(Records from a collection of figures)
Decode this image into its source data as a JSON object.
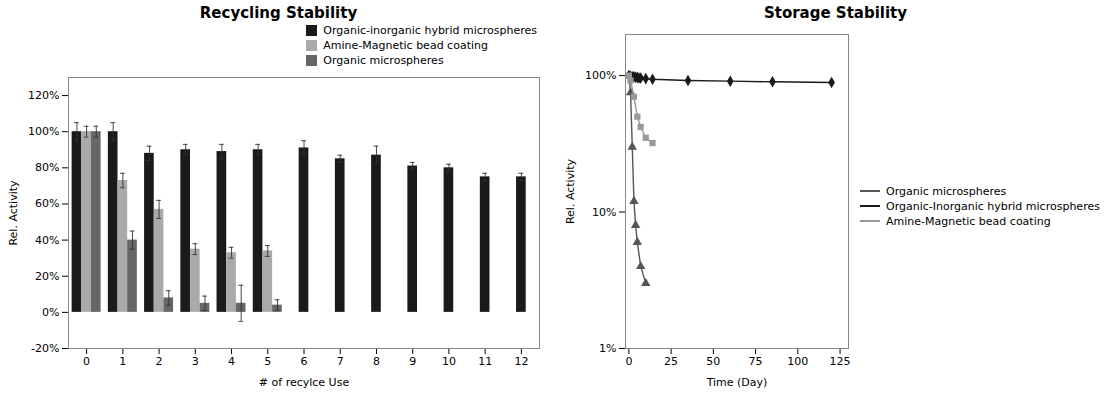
{
  "chart_data": [
    {
      "type": "bar",
      "title": "Recycling Stability",
      "x_label": "# of recylce Use",
      "y_label": "Rel. Activity",
      "categories": [
        0,
        1,
        2,
        3,
        4,
        5,
        6,
        7,
        8,
        9,
        10,
        11,
        12
      ],
      "series": [
        {
          "name": "Organic-inorganic hybrid microspheres",
          "color": "#1a1a1a",
          "values": [
            100,
            100,
            88,
            90,
            89,
            90,
            91,
            85,
            87,
            81,
            80,
            75,
            75
          ],
          "errors": [
            5,
            5,
            4,
            3,
            4,
            3,
            4,
            2,
            5,
            2,
            2,
            2,
            2
          ]
        },
        {
          "name": "Amine-Magnetic bead coating",
          "color": "#aaaaaa",
          "values": [
            100,
            73,
            57,
            35,
            33,
            34,
            null,
            null,
            null,
            null,
            null,
            null,
            null
          ],
          "errors": [
            3,
            4,
            5,
            3,
            3,
            3,
            null,
            null,
            null,
            null,
            null,
            null,
            null
          ]
        },
        {
          "name": "Organic microspheres",
          "color": "#666666",
          "values": [
            100,
            40,
            8,
            5,
            5,
            4,
            null,
            null,
            null,
            null,
            null,
            null,
            null
          ],
          "errors": [
            3,
            5,
            4,
            4,
            10,
            3,
            null,
            null,
            null,
            null,
            null,
            null,
            null
          ]
        }
      ],
      "ylim": [
        -20,
        130
      ],
      "yticks": [
        {
          "value": -20,
          "label": "-20%"
        },
        {
          "value": 0,
          "label": "0%"
        },
        {
          "value": 20,
          "label": "20%"
        },
        {
          "value": 40,
          "label": "40%"
        },
        {
          "value": 60,
          "label": "60%"
        },
        {
          "value": 80,
          "label": "80%"
        },
        {
          "value": 100,
          "label": "100%"
        },
        {
          "value": 120,
          "label": "120%"
        }
      ],
      "grid": false,
      "legend": "top-right"
    },
    {
      "type": "line",
      "title": "Storage Stability",
      "x_label": "Time (Day)",
      "y_label": "Rel. Activity",
      "series": [
        {
          "name": "Organic microspheres",
          "color": "#555555",
          "marker": "triangle",
          "x": [
            0,
            1,
            2,
            3,
            4,
            5,
            7,
            10
          ],
          "values": [
            100,
            75,
            30,
            12,
            8,
            6,
            4,
            3
          ]
        },
        {
          "name": "Organic-Inorganic hybrid microspheres",
          "color": "#1a1a1a",
          "marker": "diamond",
          "x": [
            0,
            1,
            2,
            3,
            4,
            5,
            6,
            7,
            10,
            14,
            35,
            60,
            85,
            120
          ],
          "values": [
            100,
            99,
            98,
            98,
            97,
            97,
            96,
            96,
            95,
            94,
            92,
            91,
            90,
            89
          ]
        },
        {
          "name": "Amine-Magnetic bead coating",
          "color": "#999999",
          "marker": "square",
          "x": [
            0,
            1,
            3,
            5,
            7,
            10,
            14
          ],
          "values": [
            100,
            92,
            70,
            50,
            42,
            35,
            32
          ]
        }
      ],
      "log": "y",
      "xlim": [
        -2,
        130
      ],
      "xticks": [
        0,
        25,
        50,
        75,
        100,
        125
      ],
      "ylim": [
        1,
        200
      ],
      "yticks": [
        {
          "value": 1,
          "label": "1%"
        },
        {
          "value": 10,
          "label": "10%"
        },
        {
          "value": 100,
          "label": "100%"
        }
      ],
      "grid": false,
      "legend": "right"
    }
  ]
}
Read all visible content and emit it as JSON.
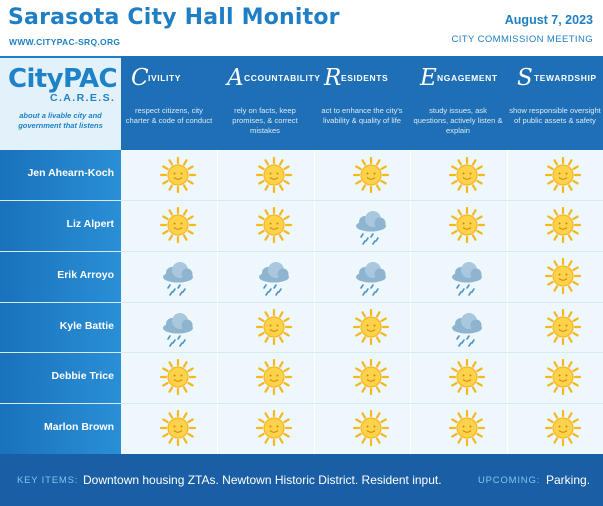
{
  "header": {
    "title": "Sarasota City Hall Monitor",
    "url": "WWW.CITYPAC-SRQ.ORG",
    "date": "August 7, 2023",
    "meeting": "CITY COMMISSION MEETING"
  },
  "logo": {
    "name": "CityPAC",
    "cares": "C.A.R.E.S.",
    "tagline": "about a livable city and government that listens"
  },
  "values": [
    {
      "letter": "C",
      "rest": "IVILITY",
      "description": "respect citizens, city charter & code of conduct"
    },
    {
      "letter": "A",
      "rest": "CCOUNTABILITY",
      "description": "rely on facts, keep promises, & correct mistakes"
    },
    {
      "letter": "R",
      "rest": "ESIDENTS",
      "description": "act to enhance the city's livability & quality of life"
    },
    {
      "letter": "E",
      "rest": "NGAGEMENT",
      "description": "study issues, ask questions, actively listen & explain"
    },
    {
      "letter": "S",
      "rest": "TEWARDSHIP",
      "description": "show responsible oversight of public assets & safety"
    }
  ],
  "rows": [
    {
      "name": "Jen Ahearn-Koch",
      "ratings": [
        "sun",
        "sun",
        "sun",
        "sun",
        "sun"
      ]
    },
    {
      "name": "Liz Alpert",
      "ratings": [
        "sun",
        "sun",
        "rain",
        "sun",
        "sun"
      ]
    },
    {
      "name": "Erik Arroyo",
      "ratings": [
        "rain",
        "rain",
        "rain",
        "rain",
        "sun"
      ]
    },
    {
      "name": "Kyle Battie",
      "ratings": [
        "rain",
        "sun",
        "sun",
        "rain",
        "sun"
      ]
    },
    {
      "name": "Debbie Trice",
      "ratings": [
        "sun",
        "sun",
        "sun",
        "sun",
        "sun"
      ]
    },
    {
      "name": "Marlon Brown",
      "ratings": [
        "sun",
        "sun",
        "sun",
        "sun",
        "sun"
      ]
    }
  ],
  "footer": {
    "key_label": "KEY ITEMS:",
    "key_text": "Downtown housing ZTAs. Newtown Historic District. Resident input.",
    "upcoming_label": "UPCOMING:",
    "upcoming_text": "Parking."
  },
  "colors": {
    "primary": "#1e7fc4",
    "header_band": "#1e6fb6",
    "footer": "#1a5fa5",
    "sun": "#f5b820",
    "cloud": "#8fb4cf",
    "rain": "#4f94c9"
  }
}
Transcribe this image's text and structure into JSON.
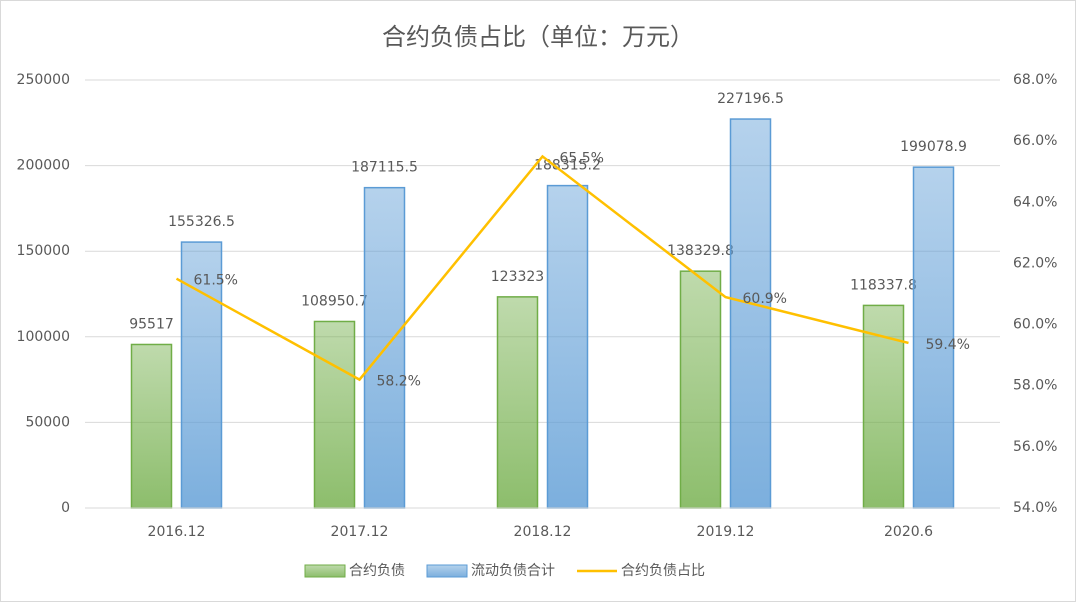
{
  "chart_data": {
    "type": "bar-line",
    "title": "合约负债占比（单位：万元）",
    "categories": [
      "2016.12",
      "2017.12",
      "2018.12",
      "2019.12",
      "2020.6"
    ],
    "series": [
      {
        "name": "合约负债",
        "type": "bar",
        "color": "#70ad47",
        "values": [
          95517,
          108950.7,
          123323,
          138329.8,
          118337.8
        ]
      },
      {
        "name": "流动负债合计",
        "type": "bar",
        "color": "#5b9bd5",
        "values": [
          155326.5,
          187115.5,
          188315.2,
          227196.5,
          199078.9
        ]
      },
      {
        "name": "合约负债占比",
        "type": "line",
        "axis": "y2",
        "color": "#ffc000",
        "values": [
          61.5,
          58.2,
          65.5,
          60.9,
          59.4
        ],
        "value_labels": [
          "61.5%",
          "58.2%",
          "65.5%",
          "60.9%",
          "59.4%"
        ]
      }
    ],
    "ylim": [
      0,
      250000
    ],
    "yticks": [
      0,
      50000,
      100000,
      150000,
      200000,
      250000
    ],
    "y2lim": [
      54,
      68
    ],
    "y2ticks": [
      {
        "value": 54,
        "label": "54.0%"
      },
      {
        "value": 56,
        "label": "56.0%"
      },
      {
        "value": 58,
        "label": "58.0%"
      },
      {
        "value": 60,
        "label": "60.0%"
      },
      {
        "value": 62,
        "label": "62.0%"
      },
      {
        "value": 64,
        "label": "64.0%"
      },
      {
        "value": 66,
        "label": "66.0%"
      },
      {
        "value": 68,
        "label": "68.0%"
      }
    ],
    "grid": true,
    "legend": "bottom"
  }
}
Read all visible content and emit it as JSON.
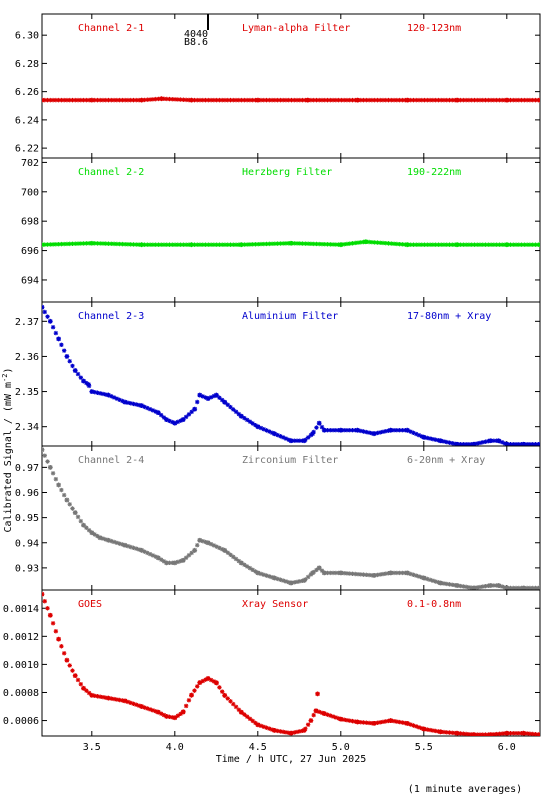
{
  "page": {
    "ylabel": "Calibrated Signal / (mW m",
    "ylabel_sup": "-2",
    "ylabel_end": ")",
    "xlabel": "Time / h UTC, 27 Jun 2025",
    "footnote": "(1 minute averages)",
    "marker": {
      "label1": "4040",
      "label2": "B8.6",
      "x": 4.2
    }
  },
  "chart_data": [
    {
      "type": "scatter",
      "channel": "Channel 2-1",
      "filter": "Lyman-alpha Filter",
      "band": "120-123nm",
      "color": "#dd0000",
      "xlim": [
        3.2,
        6.2
      ],
      "ylim": [
        6.213,
        6.315
      ],
      "yticks": [
        6.22,
        6.24,
        6.26,
        6.28,
        6.3
      ],
      "yfmt": 2,
      "points": [
        [
          3.2,
          6.254
        ],
        [
          3.5,
          6.254
        ],
        [
          3.8,
          6.254
        ],
        [
          3.92,
          6.255
        ],
        [
          4.1,
          6.254
        ],
        [
          4.5,
          6.254
        ],
        [
          4.8,
          6.254
        ],
        [
          5.1,
          6.254
        ],
        [
          5.4,
          6.254
        ],
        [
          5.7,
          6.254
        ],
        [
          6.0,
          6.254
        ],
        [
          6.2,
          6.254
        ]
      ]
    },
    {
      "type": "scatter",
      "channel": "Channel 2-2",
      "filter": "Herzberg Filter",
      "band": "190-222nm",
      "color": "#00dd00",
      "xlim": [
        3.2,
        6.2
      ],
      "ylim": [
        692.5,
        702.3
      ],
      "yticks": [
        694,
        696,
        698,
        700,
        702
      ],
      "yfmt": 0,
      "points": [
        [
          3.2,
          696.4
        ],
        [
          3.5,
          696.5
        ],
        [
          3.8,
          696.4
        ],
        [
          4.1,
          696.4
        ],
        [
          4.4,
          696.4
        ],
        [
          4.7,
          696.5
        ],
        [
          5.0,
          696.4
        ],
        [
          5.15,
          696.6
        ],
        [
          5.4,
          696.4
        ],
        [
          5.7,
          696.4
        ],
        [
          6.0,
          696.4
        ],
        [
          6.2,
          696.4
        ]
      ]
    },
    {
      "type": "scatter",
      "channel": "Channel 2-3",
      "filter": "Aluminium Filter",
      "band": "17-80nm + Xray",
      "color": "#0000cc",
      "xlim": [
        3.2,
        6.2
      ],
      "ylim": [
        2.3345,
        2.3755
      ],
      "yticks": [
        2.34,
        2.35,
        2.36,
        2.37
      ],
      "yfmt": 2,
      "points": [
        [
          3.2,
          2.374
        ],
        [
          3.25,
          2.37
        ],
        [
          3.3,
          2.365
        ],
        [
          3.35,
          2.36
        ],
        [
          3.4,
          2.356
        ],
        [
          3.45,
          2.353
        ],
        [
          3.48,
          2.352
        ],
        [
          3.5,
          2.35
        ],
        [
          3.6,
          2.349
        ],
        [
          3.7,
          2.347
        ],
        [
          3.8,
          2.346
        ],
        [
          3.9,
          2.344
        ],
        [
          3.95,
          2.342
        ],
        [
          4.0,
          2.341
        ],
        [
          4.05,
          2.342
        ],
        [
          4.12,
          2.345
        ],
        [
          4.15,
          2.349
        ],
        [
          4.2,
          2.348
        ],
        [
          4.25,
          2.349
        ],
        [
          4.3,
          2.347
        ],
        [
          4.4,
          2.343
        ],
        [
          4.5,
          2.34
        ],
        [
          4.6,
          2.338
        ],
        [
          4.7,
          2.336
        ],
        [
          4.78,
          2.336
        ],
        [
          4.83,
          2.338
        ],
        [
          4.87,
          2.341
        ],
        [
          4.9,
          2.339
        ],
        [
          5.0,
          2.339
        ],
        [
          5.1,
          2.339
        ],
        [
          5.2,
          2.338
        ],
        [
          5.3,
          2.339
        ],
        [
          5.4,
          2.339
        ],
        [
          5.5,
          2.337
        ],
        [
          5.6,
          2.336
        ],
        [
          5.7,
          2.335
        ],
        [
          5.8,
          2.335
        ],
        [
          5.9,
          2.336
        ],
        [
          5.95,
          2.336
        ],
        [
          6.0,
          2.335
        ],
        [
          6.1,
          2.335
        ],
        [
          6.2,
          2.335
        ]
      ]
    },
    {
      "type": "scatter",
      "channel": "Channel 2-4",
      "filter": "Zirconium Filter",
      "band": "6-20nm + Xray",
      "color": "#777777",
      "xlim": [
        3.2,
        6.2
      ],
      "ylim": [
        0.9212,
        0.9785
      ],
      "yticks": [
        0.93,
        0.94,
        0.95,
        0.96,
        0.97
      ],
      "yfmt": 2,
      "points": [
        [
          3.2,
          0.977
        ],
        [
          3.25,
          0.97
        ],
        [
          3.3,
          0.963
        ],
        [
          3.35,
          0.957
        ],
        [
          3.4,
          0.952
        ],
        [
          3.45,
          0.947
        ],
        [
          3.5,
          0.944
        ],
        [
          3.55,
          0.942
        ],
        [
          3.6,
          0.941
        ],
        [
          3.7,
          0.939
        ],
        [
          3.8,
          0.937
        ],
        [
          3.9,
          0.934
        ],
        [
          3.95,
          0.932
        ],
        [
          4.0,
          0.932
        ],
        [
          4.05,
          0.933
        ],
        [
          4.12,
          0.937
        ],
        [
          4.15,
          0.941
        ],
        [
          4.2,
          0.94
        ],
        [
          4.3,
          0.937
        ],
        [
          4.4,
          0.932
        ],
        [
          4.5,
          0.928
        ],
        [
          4.6,
          0.926
        ],
        [
          4.7,
          0.924
        ],
        [
          4.78,
          0.925
        ],
        [
          4.83,
          0.928
        ],
        [
          4.87,
          0.93
        ],
        [
          4.9,
          0.928
        ],
        [
          5.0,
          0.928
        ],
        [
          5.2,
          0.927
        ],
        [
          5.3,
          0.928
        ],
        [
          5.4,
          0.928
        ],
        [
          5.5,
          0.926
        ],
        [
          5.6,
          0.924
        ],
        [
          5.7,
          0.923
        ],
        [
          5.8,
          0.922
        ],
        [
          5.9,
          0.923
        ],
        [
          5.95,
          0.923
        ],
        [
          6.0,
          0.922
        ],
        [
          6.1,
          0.922
        ],
        [
          6.2,
          0.922
        ]
      ]
    },
    {
      "type": "scatter",
      "channel": "GOES",
      "filter": "Xray Sensor",
      "band": "0.1-0.8nm",
      "color": "#dd0000",
      "xlim": [
        3.2,
        6.2
      ],
      "ylim": [
        0.00049,
        0.00153
      ],
      "yticks": [
        0.0006,
        0.0008,
        0.001,
        0.0012,
        0.0014
      ],
      "yfmt": 4,
      "points": [
        [
          3.2,
          0.0015
        ],
        [
          3.25,
          0.00135
        ],
        [
          3.3,
          0.00118
        ],
        [
          3.35,
          0.00103
        ],
        [
          3.4,
          0.00092
        ],
        [
          3.45,
          0.00083
        ],
        [
          3.5,
          0.00078
        ],
        [
          3.6,
          0.00076
        ],
        [
          3.7,
          0.00074
        ],
        [
          3.8,
          0.0007
        ],
        [
          3.9,
          0.00066
        ],
        [
          3.95,
          0.00063
        ],
        [
          4.0,
          0.00062
        ],
        [
          4.05,
          0.00066
        ],
        [
          4.1,
          0.00078
        ],
        [
          4.15,
          0.00087
        ],
        [
          4.2,
          0.0009
        ],
        [
          4.25,
          0.00087
        ],
        [
          4.3,
          0.00078
        ],
        [
          4.4,
          0.00066
        ],
        [
          4.5,
          0.00057
        ],
        [
          4.6,
          0.00053
        ],
        [
          4.7,
          0.00051
        ],
        [
          4.78,
          0.00053
        ],
        [
          4.82,
          0.0006
        ],
        [
          4.85,
          0.00067
        ],
        [
          4.9,
          0.00065
        ],
        [
          5.0,
          0.00061
        ],
        [
          5.1,
          0.00059
        ],
        [
          5.2,
          0.00058
        ],
        [
          5.3,
          0.0006
        ],
        [
          5.4,
          0.00058
        ],
        [
          5.5,
          0.00054
        ],
        [
          5.6,
          0.00052
        ],
        [
          5.7,
          0.00051
        ],
        [
          5.8,
          0.0005
        ],
        [
          5.9,
          0.0005
        ],
        [
          6.0,
          0.00051
        ],
        [
          6.1,
          0.00051
        ],
        [
          6.2,
          0.0005
        ]
      ],
      "outliers": [
        [
          4.86,
          0.00079
        ]
      ]
    }
  ],
  "xaxis": {
    "ticks": [
      3.5,
      4.0,
      4.5,
      5.0,
      5.5,
      6.0
    ],
    "labels": [
      "3.5",
      "4.0",
      "4.5",
      "5.0",
      "5.5",
      "6.0"
    ]
  }
}
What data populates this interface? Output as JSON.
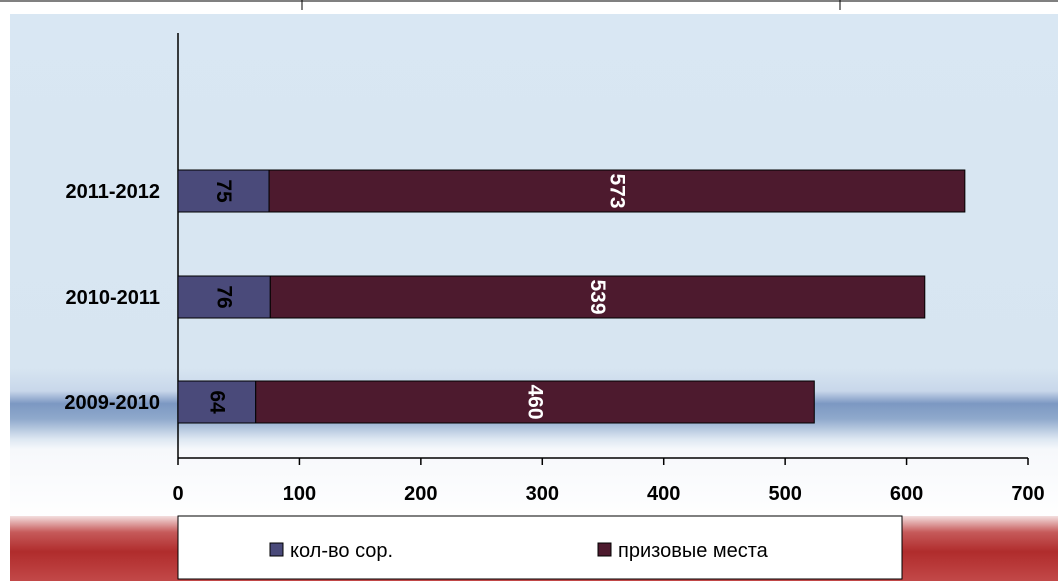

▶ **Short problem**
In the entries above, find each line with the word "legend" and copy it.

▶ **Exercise solution**
      "legend": "top-right"
      "legend": "right"
    "legend": "bottom"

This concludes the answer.